**Information supplied:**

▬▬▬▬▬▬

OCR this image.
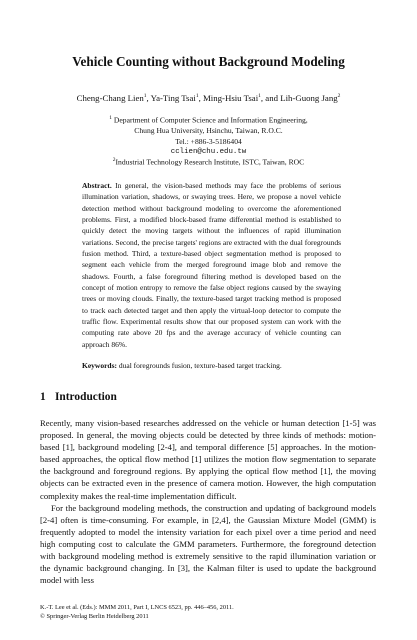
Vehicle Counting without Background Modeling
Cheng-Chang Lien$^1$, Ya-Ting Tsai$^1$, Ming-Hsiu Tsai$^1$, and Lih-Guong Jang$^2$
$^1$ Department of Computer Science and Information Engineering,
Chung Hua University, Hsinchu, Taiwan, R.O.C.
Tel.: +886-3-5186404
cclien@chu.edu.tw
$^2$Industrial Technology Research Institute, ISTC, Taiwan, ROC
Abstract. In general, the vision-based methods may face the problems of serious illumination variation, shadows, or swaying trees. Here, we propose a novel vehicle detection method without background modeling to overcome the aforementioned problems. First, a modified block-based frame differential method is established to quickly detect the moving targets without the influences of rapid illumination variations. Second, the precise targets' regions are extracted with the dual foregrounds fusion method. Third, a texture-based object segmentation method is proposed to segment each vehicle from the merged foreground image blob and remove the shadows. Fourth, a false foreground filtering method is developed based on the concept of motion entropy to remove the false object regions caused by the swaying trees or moving clouds. Finally, the texture-based target tracking method is proposed to track each detected target and then apply the virtual-loop detector to compute the traffic flow. Experimental results show that our proposed system can work with the computing rate above 20 fps and the average accuracy of vehicle counting can approach 86%.
Keywords: dual foregrounds fusion, texture-based target tracking.
1 Introduction

Recently, many vision-based researches addressed on the vehicle or human detection [1-5] was proposed. In general, the moving objects could be detected by three kinds of methods: motion-based [1], background modeling [2-4], and temporal difference [5] approaches. In the motion-based approaches, the optical flow method [1] utilizes the motion flow segmentation to separate the background and foreground regions. By applying the optical flow method [1], the moving objects can be extracted even in the presence of camera motion. However, the high computation complexity makes the real-time implementation difficult.

For the background modeling methods, the construction and updating of background models [2-4] often is time-consuming. For example, in [2,4], the Gaussian Mixture Model (GMM) is frequently adopted to model the intensity variation for each pixel over a time period and need high computing cost to calculate the GMM parameters. Furthermore, the foreground detection with background modeling method is extremely sensitive to the rapid illumination variation or the dynamic background changing. In [3], the Kalman filter is used to update the background model with less

K.-T. Lee et al. (Eds.): MMM 2011, Part I, LNCS 6523, pp. 446–456, 2011.
© Springer-Verlag Berlin Heidelberg 2011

▬▬▬▬▬▬

**Exercise objective:**
Transcribe the material exactly, leaving every picture out.

**Solution:**
OCR this image.
Vehicle Counting without Background Modeling
Cheng-Chang Lien$^1$, Ya-Ting Tsai$^1$, Ming-Hsiu Tsai$^1$, and Lih-Guong Jang$^2$
$^1$ Department of Computer Science and Information Engineering,
Chung Hua University, Hsinchu, Taiwan, R.O.C.
Tel.: +886-3-5186404
cclien@chu.edu.tw
$^2$Industrial Technology Research Institute, ISTC, Taiwan, ROC
Abstract. In general, the vision-based methods may face the problems of serious illumination variation, shadows, or swaying trees. Here, we propose a novel vehicle detection method without background modeling to overcome the aforementioned problems. First, a modified block-based frame differential method is established to quickly detect the moving targets without the influences of rapid illumination variations. Second, the precise targets' regions are extracted with the dual foregrounds fusion method. Third, a texture-based object segmentation method is proposed to segment each vehicle from the merged foreground image blob and remove the shadows. Fourth, a false foreground filtering method is developed based on the concept of motion entropy to remove the false object regions caused by the swaying trees or moving clouds. Finally, the texture-based target tracking method is proposed to track each detected target and then apply the virtual-loop detector to compute the traffic flow. Experimental results show that our proposed system can work with the computing rate above 20 fps and the average accuracy of vehicle counting can approach 86%.
Keywords: dual foregrounds fusion, texture-based target tracking.
1 Introduction

Recently, many vision-based researches addressed on the vehicle or human detection [1-5] was proposed. In general, the moving objects could be detected by three kinds of methods: motion-based [1], background modeling [2-4], and temporal difference [5] approaches. In the motion-based approaches, the optical flow method [1] utilizes the motion flow segmentation to separate the background and foreground regions. By applying the optical flow method [1], the moving objects can be extracted even in the presence of camera motion. However, the high computation complexity makes the real-time implementation difficult.

For the background modeling methods, the construction and updating of background models [2-4] often is time-consuming. For example, in [2,4], the Gaussian Mixture Model (GMM) is frequently adopted to model the intensity variation for each pixel over a time period and need high computing cost to calculate the GMM parameters. Furthermore, the foreground detection with background modeling method is extremely sensitive to the rapid illumination variation or the dynamic background changing. In [3], the Kalman filter is used to update the background model with less

K.-T. Lee et al. (Eds.): MMM 2011, Part I, LNCS 6523, pp. 446–456, 2011.
© Springer-Verlag Berlin Heidelberg 2011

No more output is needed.